▸ **Work request**:
Here the requirement is to repeat every record exactly, in full.

##### Dataset entries #####

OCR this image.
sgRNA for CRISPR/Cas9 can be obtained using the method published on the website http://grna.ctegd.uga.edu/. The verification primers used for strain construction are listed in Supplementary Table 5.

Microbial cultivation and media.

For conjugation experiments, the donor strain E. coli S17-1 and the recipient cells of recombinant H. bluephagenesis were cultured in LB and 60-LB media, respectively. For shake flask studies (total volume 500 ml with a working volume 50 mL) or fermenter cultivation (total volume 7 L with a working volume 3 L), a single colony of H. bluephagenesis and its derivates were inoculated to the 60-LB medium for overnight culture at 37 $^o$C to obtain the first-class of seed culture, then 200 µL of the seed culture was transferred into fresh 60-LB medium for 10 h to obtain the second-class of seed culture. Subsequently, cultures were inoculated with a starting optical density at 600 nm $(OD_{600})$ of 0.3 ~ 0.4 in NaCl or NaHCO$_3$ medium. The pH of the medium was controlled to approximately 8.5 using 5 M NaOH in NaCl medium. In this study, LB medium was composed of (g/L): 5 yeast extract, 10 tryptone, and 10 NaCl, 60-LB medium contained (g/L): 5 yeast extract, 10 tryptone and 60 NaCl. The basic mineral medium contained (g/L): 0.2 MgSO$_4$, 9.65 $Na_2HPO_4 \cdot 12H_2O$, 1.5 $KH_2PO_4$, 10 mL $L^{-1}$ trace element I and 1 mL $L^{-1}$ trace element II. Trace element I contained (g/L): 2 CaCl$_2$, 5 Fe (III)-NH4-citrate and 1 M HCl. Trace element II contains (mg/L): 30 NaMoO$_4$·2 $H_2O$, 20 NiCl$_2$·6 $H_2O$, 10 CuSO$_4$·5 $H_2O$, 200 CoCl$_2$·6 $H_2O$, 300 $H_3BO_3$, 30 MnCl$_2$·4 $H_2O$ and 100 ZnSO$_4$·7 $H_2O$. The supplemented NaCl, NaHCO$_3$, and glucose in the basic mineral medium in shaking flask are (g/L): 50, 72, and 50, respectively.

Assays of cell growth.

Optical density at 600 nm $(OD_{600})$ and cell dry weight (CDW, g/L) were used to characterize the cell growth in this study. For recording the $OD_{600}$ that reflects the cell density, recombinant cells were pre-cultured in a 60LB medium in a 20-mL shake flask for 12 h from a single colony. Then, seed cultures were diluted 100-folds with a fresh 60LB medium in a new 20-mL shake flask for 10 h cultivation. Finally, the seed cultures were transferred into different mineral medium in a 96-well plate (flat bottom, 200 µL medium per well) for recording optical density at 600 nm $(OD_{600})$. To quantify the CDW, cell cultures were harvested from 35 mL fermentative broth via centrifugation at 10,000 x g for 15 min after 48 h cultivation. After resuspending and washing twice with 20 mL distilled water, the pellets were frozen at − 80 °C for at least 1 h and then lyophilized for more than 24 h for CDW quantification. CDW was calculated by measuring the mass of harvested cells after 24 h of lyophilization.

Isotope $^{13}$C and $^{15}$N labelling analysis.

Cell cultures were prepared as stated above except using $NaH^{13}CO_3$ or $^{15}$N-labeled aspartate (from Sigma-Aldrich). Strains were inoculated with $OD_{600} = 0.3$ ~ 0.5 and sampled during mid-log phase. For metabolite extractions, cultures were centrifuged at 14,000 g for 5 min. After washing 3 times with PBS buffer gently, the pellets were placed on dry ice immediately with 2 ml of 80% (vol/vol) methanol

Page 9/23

#####

▸ **Written response**:
OCR this image.
sgRNA for CRISPR/Cas9 can be obtained using the method published on the website http://grna.ctegd.uga.edu/. The verification primers used for strain construction are listed in Supplementary Table 5.

Microbial cultivation and media.

For conjugation experiments, the donor strain E. coli S17-1 and the recipient cells of recombinant H. bluephagenesis were cultured in LB and 60-LB media, respectively. For shake flask studies (total volume 500 ml with a working volume 50 mL) or fermenter cultivation (total volume 7 L with a working volume 3 L), a single colony of H. bluephagenesis and its derivates were inoculated to the 60-LB medium for overnight culture at 37 $^o$C to obtain the first-class of seed culture, then 200 µL of the seed culture was transferred into fresh 60-LB medium for 10 h to obtain the second-class of seed culture. Subsequently, cultures were inoculated with a starting optical density at 600 nm $(OD_{600})$ of 0.3 ~ 0.4 in NaCl or NaHCO$_3$ medium. The pH of the medium was controlled to approximately 8.5 using 5 M NaOH in NaCl medium. In this study, LB medium was composed of (g/L): 5 yeast extract, 10 tryptone, and 10 NaCl, 60-LB medium contained (g/L): 5 yeast extract, 10 tryptone and 60 NaCl. The basic mineral medium contained (g/L): 0.2 MgSO$_4$, 9.65 $Na_2HPO_4 \cdot 12H_2O$, 1.5 $KH_2PO_4$, 10 mL $L^{-1}$ trace element I and 1 mL $L^{-1}$ trace element II. Trace element I contained (g/L): 2 CaCl$_2$, 5 Fe (III)-NH4-citrate and 1 M HCl. Trace element II contains (mg/L): 30 NaMoO$_4$·2 $H_2O$, 20 NiCl$_2$·6 $H_2O$, 10 CuSO$_4$·5 $H_2O$, 200 CoCl$_2$·6 $H_2O$, 300 $H_3BO_3$, 30 MnCl$_2$·4 $H_2O$ and 100 ZnSO$_4$·7 $H_2O$. The supplemented NaCl, NaHCO$_3$, and glucose in the basic mineral medium in shaking flask are (g/L): 50, 72, and 50, respectively.

Assays of cell growth.

Optical density at 600 nm $(OD_{600})$ and cell dry weight (CDW, g/L) were used to characterize the cell growth in this study. For recording the $OD_{600}$ that reflects the cell density, recombinant cells were pre-cultured in a 60LB medium in a 20-mL shake flask for 12 h from a single colony. Then, seed cultures were diluted 100-folds with a fresh 60LB medium in a new 20-mL shake flask for 10 h cultivation. Finally, the seed cultures were transferred into different mineral medium in a 96-well plate (flat bottom, 200 µL medium per well) for recording optical density at 600 nm $(OD_{600})$. To quantify the CDW, cell cultures were harvested from 35 mL fermentative broth via centrifugation at 10,000 x g for 15 min after 48 h cultivation. After resuspending and washing twice with 20 mL distilled water, the pellets were frozen at − 80 °C for at least 1 h and then lyophilized for more than 24 h for CDW quantification. CDW was calculated by measuring the mass of harvested cells after 24 h of lyophilization.

Isotope $^{13}$C and $^{15}$N labelling analysis.

Cell cultures were prepared as stated above except using $NaH^{13}CO_3$ or $^{15}$N-labeled aspartate (from Sigma-Aldrich). Strains were inoculated with $OD_{600} = 0.3$ ~ 0.5 and sampled during mid-log phase. For metabolite extractions, cultures were centrifuged at 14,000 g for 5 min. After washing 3 times with PBS buffer gently, the pellets were placed on dry ice immediately with 2 ml of 80% (vol/vol) methanol

Page 9/23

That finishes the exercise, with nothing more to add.